* [Data excerpts]
--

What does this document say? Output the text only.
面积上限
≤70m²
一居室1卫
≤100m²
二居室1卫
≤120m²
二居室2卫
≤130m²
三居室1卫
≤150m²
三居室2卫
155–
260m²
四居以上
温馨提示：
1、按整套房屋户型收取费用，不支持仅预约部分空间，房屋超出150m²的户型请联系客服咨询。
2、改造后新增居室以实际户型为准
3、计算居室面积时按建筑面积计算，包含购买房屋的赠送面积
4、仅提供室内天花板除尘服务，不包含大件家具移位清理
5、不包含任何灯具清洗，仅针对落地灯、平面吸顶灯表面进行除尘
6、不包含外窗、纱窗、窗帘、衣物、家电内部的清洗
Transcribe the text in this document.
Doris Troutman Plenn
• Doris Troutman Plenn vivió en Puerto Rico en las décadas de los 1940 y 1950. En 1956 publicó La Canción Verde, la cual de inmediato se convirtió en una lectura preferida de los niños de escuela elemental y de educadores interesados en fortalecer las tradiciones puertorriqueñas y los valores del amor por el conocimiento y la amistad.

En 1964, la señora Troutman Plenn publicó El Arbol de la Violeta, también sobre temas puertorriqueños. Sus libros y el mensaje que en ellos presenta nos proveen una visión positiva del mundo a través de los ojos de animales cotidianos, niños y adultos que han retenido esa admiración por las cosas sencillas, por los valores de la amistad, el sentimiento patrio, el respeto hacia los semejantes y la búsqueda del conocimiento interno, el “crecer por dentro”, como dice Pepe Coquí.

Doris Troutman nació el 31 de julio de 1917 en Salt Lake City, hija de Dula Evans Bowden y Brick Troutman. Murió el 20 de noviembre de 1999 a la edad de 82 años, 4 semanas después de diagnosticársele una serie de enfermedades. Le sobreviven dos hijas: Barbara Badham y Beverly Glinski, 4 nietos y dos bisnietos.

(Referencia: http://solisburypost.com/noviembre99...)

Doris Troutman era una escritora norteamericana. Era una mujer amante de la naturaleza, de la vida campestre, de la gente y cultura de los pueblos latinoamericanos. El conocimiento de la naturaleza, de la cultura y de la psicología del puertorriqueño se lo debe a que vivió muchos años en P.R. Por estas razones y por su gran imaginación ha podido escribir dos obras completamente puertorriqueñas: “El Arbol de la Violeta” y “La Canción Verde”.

--

* [WHAT THIS TASK INVOLVES]
Transcribe the records above exactly as they appear.

* [RESPONSE]
What does this document say? Output the text only.
面积上限
≤70m²
一居室1卫
≤100m²
二居室1卫
≤120m²
二居室2卫
≤130m²
三居室1卫
≤150m²
三居室2卫
155–
260m²
四居以上
温馨提示：
1、按整套房屋户型收取费用，不支持仅预约部分空间，房屋超出150m²的户型请联系客服咨询。
2、改造后新增居室以实际户型为准
3、计算居室面积时按建筑面积计算，包含购买房屋的赠送面积
4、仅提供室内天花板除尘服务，不包含大件家具移位清理
5、不包含任何灯具清洗，仅针对落地灯、平面吸顶灯表面进行除尘
6、不包含外窗、纱窗、窗帘、衣物、家电内部的清洗
Transcribe the text in this document.
Doris Troutman Plenn
• Doris Troutman Plenn vivió en Puerto Rico en las décadas de los 1940 y 1950. En 1956 publicó La Canción Verde, la cual de inmediato se convirtió en una lectura preferida de los niños de escuela elemental y de educadores interesados en fortalecer las tradiciones puertorriqueñas y los valores del amor por el conocimiento y la amistad.

En 1964, la señora Troutman Plenn publicó El Arbol de la Violeta, también sobre temas puertorriqueños. Sus libros y el mensaje que en ellos presenta nos proveen una visión positiva del mundo a través de los ojos de animales cotidianos, niños y adultos que han retenido esa admiración por las cosas sencillas, por los valores de la amistad, el sentimiento patrio, el respeto hacia los semejantes y la búsqueda del conocimiento interno, el “crecer por dentro”, como dice Pepe Coquí.

Doris Troutman nació el 31 de julio de 1917 en Salt Lake City, hija de Dula Evans Bowden y Brick Troutman. Murió el 20 de noviembre de 1999 a la edad de 82 años, 4 semanas después de diagnosticársele una serie de enfermedades. Le sobreviven dos hijas: Barbara Badham y Beverly Glinski, 4 nietos y dos bisnietos.

(Referencia: http://solisburypost.com/noviembre99...)

Doris Troutman era una escritora norteamericana. Era una mujer amante de la naturaleza, de la vida campestre, de la gente y cultura de los pueblos latinoamericanos. El conocimiento de la naturaleza, de la cultura y de la psicología del puertorriqueño se lo debe a que vivió muchos años en P.R. Por estas razones y por su gran imaginación ha podido escribir dos obras completamente puertorriqueñas: “El Arbol de la Violeta” y “La Canción Verde”.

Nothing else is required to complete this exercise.